Entries supplied:
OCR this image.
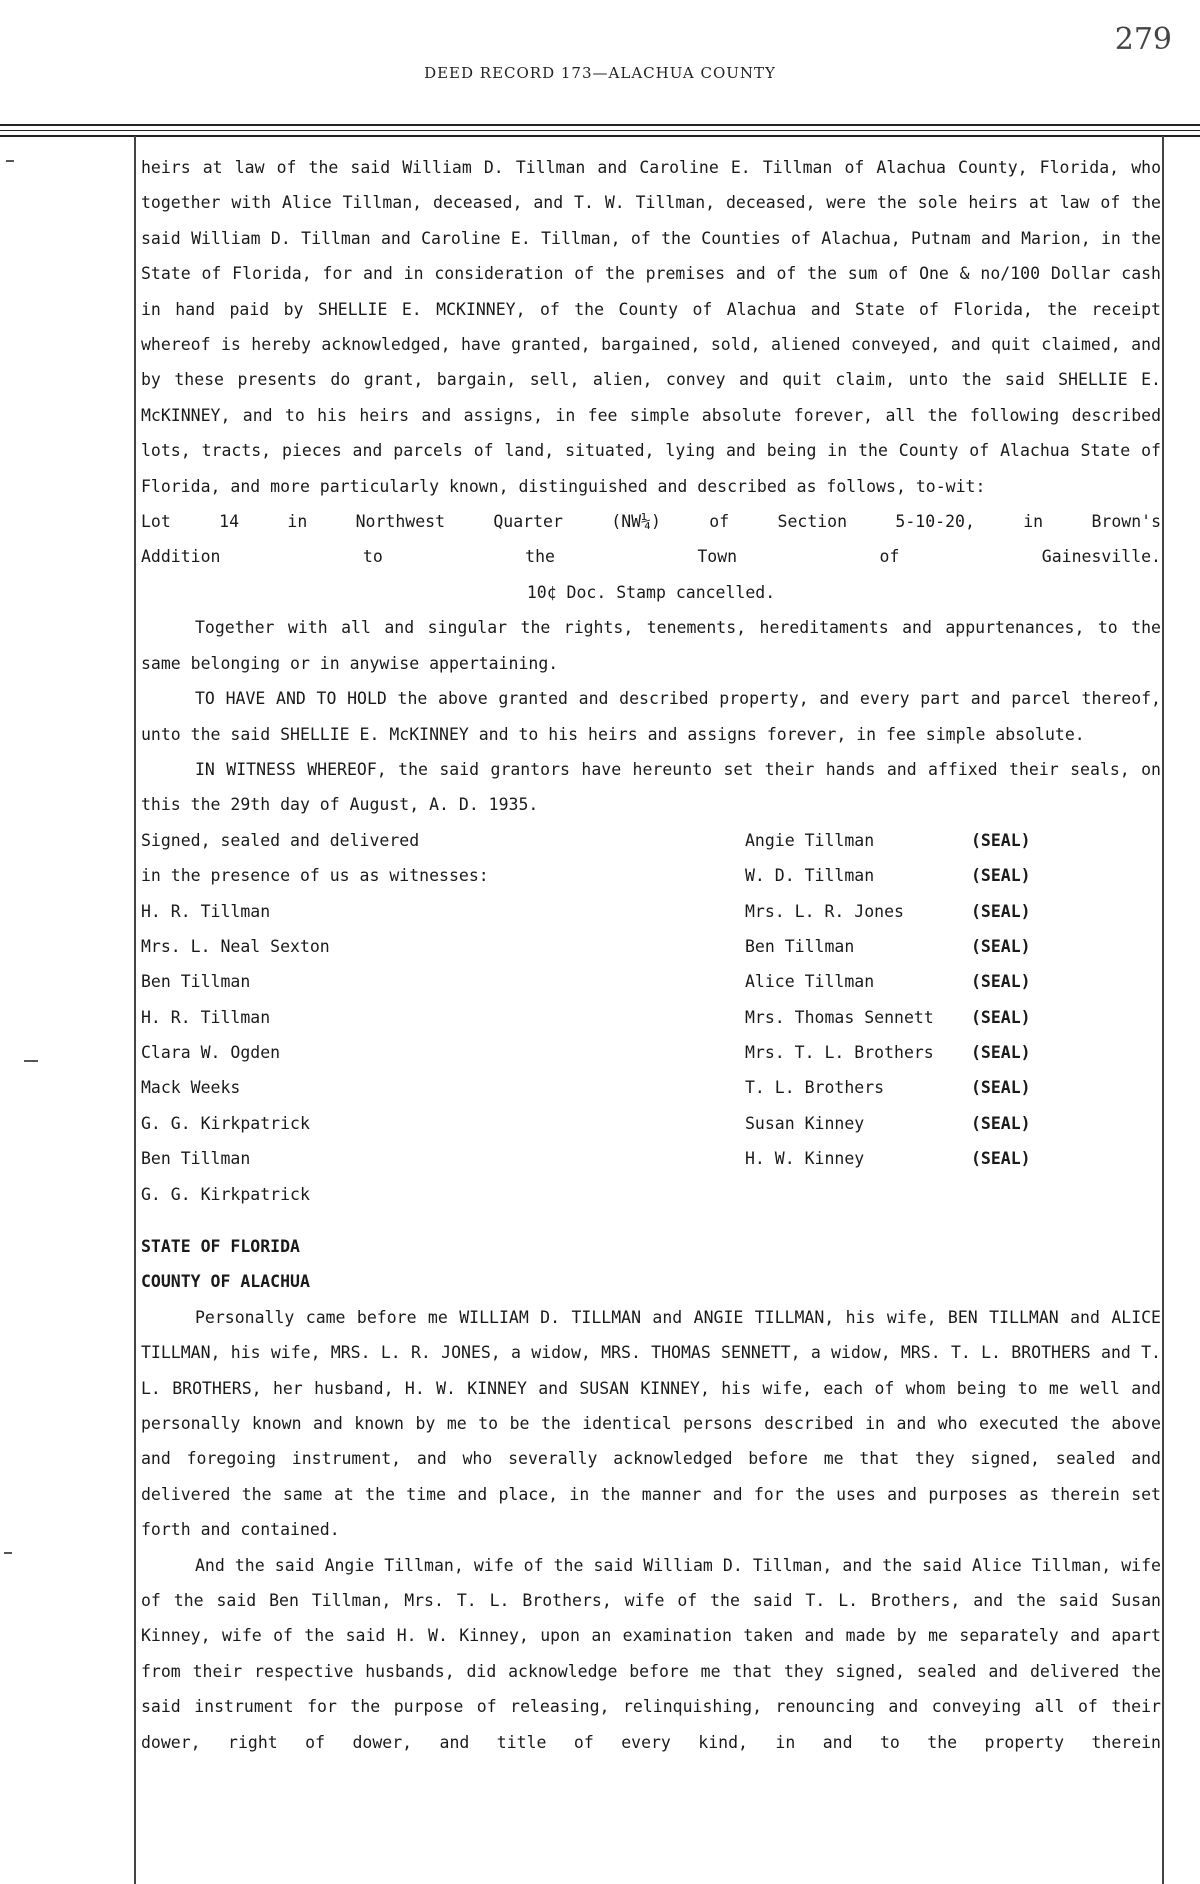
279
DEED RECORD 173—ALACHUA COUNTY

heirs at law of the said William D. Tillman and Caroline E. Tillman of Alachua County, Florida, who together with Alice Tillman, deceased, and T. W. Tillman, deceased, were the sole heirs at law of the said William D. Tillman and Caroline E. Tillman, of the Counties of Alachua, Putnam and Marion, in the State of Florida, for and in consideration of the premises and of the sum of One & no/100 Dollar cash in hand paid by SHELLIE E. MCKINNEY, of the County of Alachua and State of Florida, the receipt whereof is hereby acknowledged, have granted, bargained, sold, aliened conveyed, and quit claimed, and by these presents do grant, bargain, sell, alien, convey and quit claim, unto the said SHELLIE E. McKINNEY, and to his heirs and assigns, in fee simple absolute forever, all the following described lots, tracts, pieces and parcels of land, situated, lying and being in the County of Alachua State of Florida, and more particularly known, distinguished and described as follows, to-wit:

Lot 14 in Northwest Quarter (NW¼) of Section 5-10-20, in Brown's

Addition to the Town of Gainesville.

10¢ Doc. Stamp cancelled.

Together with all and singular the rights, tenements, hereditaments and appurtenances, to the same belonging or in anywise appertaining.

TO HAVE AND TO HOLD the above granted and described property, and every part and parcel thereof, unto the said SHELLIE E. McKINNEY and to his heirs and assigns forever, in fee simple absolute.

IN WITNESS WHEREOF, the said grantors have hereunto set their hands and affixed their seals, on this the 29th day of August, A. D. 1935.

Signed, sealed and delivered	Angie Tillman	(SEAL)
in the presence of us as witnesses:	W. D. Tillman	(SEAL)
H. R. Tillman	Mrs. L. R. Jones	(SEAL)
Mrs. L. Neal Sexton	Ben Tillman	(SEAL)
Ben Tillman	Alice Tillman	(SEAL)
H. R. Tillman	Mrs. Thomas Sennett	(SEAL)
Clara W. Ogden	Mrs. T. L. Brothers	(SEAL)
Mack Weeks	T. L. Brothers	(SEAL)
G. G. Kirkpatrick	Susan Kinney	(SEAL)
Ben Tillman	H. W. Kinney	(SEAL)
G. G. Kirkpatrick

STATE OF FLORIDA

COUNTY OF ALACHUA

Personally came before me WILLIAM D. TILLMAN and ANGIE TILLMAN, his wife, BEN TILLMAN and ALICE TILLMAN, his wife, MRS. L. R. JONES, a widow, MRS. THOMAS SENNETT, a widow, MRS. T. L. BROTHERS and T. L. BROTHERS, her husband, H. W. KINNEY and SUSAN KINNEY, his wife, each of whom being to me well and personally known and known by me to be the identical persons described in and who executed the above and foregoing instrument, and who severally acknowledged before me that they signed, sealed and delivered the same at the time and place, in the manner and for the uses and purposes as therein set forth and contained.

And the said Angie Tillman, wife of the said William D. Tillman, and the said Alice Tillman, wife of the said Ben Tillman, Mrs. T. L. Brothers, wife of the said T. L. Brothers, and the said Susan Kinney, wife of the said H. W. Kinney, upon an examination taken and made by me separately and apart from their respective husbands, did acknowledge before me that they signed, sealed and delivered the said instrument for the purpose of releasing, relinquishing, renouncing and conveying all of their dower, right of dower, and title of every kind, in and to the property therein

What the task requires: Omit each picture, then return all of the listing exactly as it stands.

Solution:
OCR this image.
279
DEED RECORD 173—ALACHUA COUNTY

heirs at law of the said William D. Tillman and Caroline E. Tillman of Alachua County, Florida, who together with Alice Tillman, deceased, and T. W. Tillman, deceased, were the sole heirs at law of the said William D. Tillman and Caroline E. Tillman, of the Counties of Alachua, Putnam and Marion, in the State of Florida, for and in consideration of the premises and of the sum of One & no/100 Dollar cash in hand paid by SHELLIE E. MCKINNEY, of the County of Alachua and State of Florida, the receipt whereof is hereby acknowledged, have granted, bargained, sold, aliened conveyed, and quit claimed, and by these presents do grant, bargain, sell, alien, convey and quit claim, unto the said SHELLIE E. McKINNEY, and to his heirs and assigns, in fee simple absolute forever, all the following described lots, tracts, pieces and parcels of land, situated, lying and being in the County of Alachua State of Florida, and more particularly known, distinguished and described as follows, to-wit:

Lot 14 in Northwest Quarter (NW¼) of Section 5-10-20, in Brown's

Addition to the Town of Gainesville.

10¢ Doc. Stamp cancelled.

Together with all and singular the rights, tenements, hereditaments and appurtenances, to the same belonging or in anywise appertaining.

TO HAVE AND TO HOLD the above granted and described property, and every part and parcel thereof, unto the said SHELLIE E. McKINNEY and to his heirs and assigns forever, in fee simple absolute.

IN WITNESS WHEREOF, the said grantors have hereunto set their hands and affixed their seals, on this the 29th day of August, A. D. 1935.

Signed, sealed and delivered	Angie Tillman	(SEAL)
in the presence of us as witnesses:	W. D. Tillman	(SEAL)
H. R. Tillman	Mrs. L. R. Jones	(SEAL)
Mrs. L. Neal Sexton	Ben Tillman	(SEAL)
Ben Tillman	Alice Tillman	(SEAL)
H. R. Tillman	Mrs. Thomas Sennett	(SEAL)
Clara W. Ogden	Mrs. T. L. Brothers	(SEAL)
Mack Weeks	T. L. Brothers	(SEAL)
G. G. Kirkpatrick	Susan Kinney	(SEAL)
Ben Tillman	H. W. Kinney	(SEAL)
G. G. Kirkpatrick

STATE OF FLORIDA

COUNTY OF ALACHUA

Personally came before me WILLIAM D. TILLMAN and ANGIE TILLMAN, his wife, BEN TILLMAN and ALICE TILLMAN, his wife, MRS. L. R. JONES, a widow, MRS. THOMAS SENNETT, a widow, MRS. T. L. BROTHERS and T. L. BROTHERS, her husband, H. W. KINNEY and SUSAN KINNEY, his wife, each of whom being to me well and personally known and known by me to be the identical persons described in and who executed the above and foregoing instrument, and who severally acknowledged before me that they signed, sealed and delivered the same at the time and place, in the manner and for the uses and purposes as therein set forth and contained.

And the said Angie Tillman, wife of the said William D. Tillman, and the said Alice Tillman, wife of the said Ben Tillman, Mrs. T. L. Brothers, wife of the said T. L. Brothers, and the said Susan Kinney, wife of the said H. W. Kinney, upon an examination taken and made by me separately and apart from their respective husbands, did acknowledge before me that they signed, sealed and delivered the said instrument for the purpose of releasing, relinquishing, renouncing and conveying all of their dower, right of dower, and title of every kind, in and to the property therein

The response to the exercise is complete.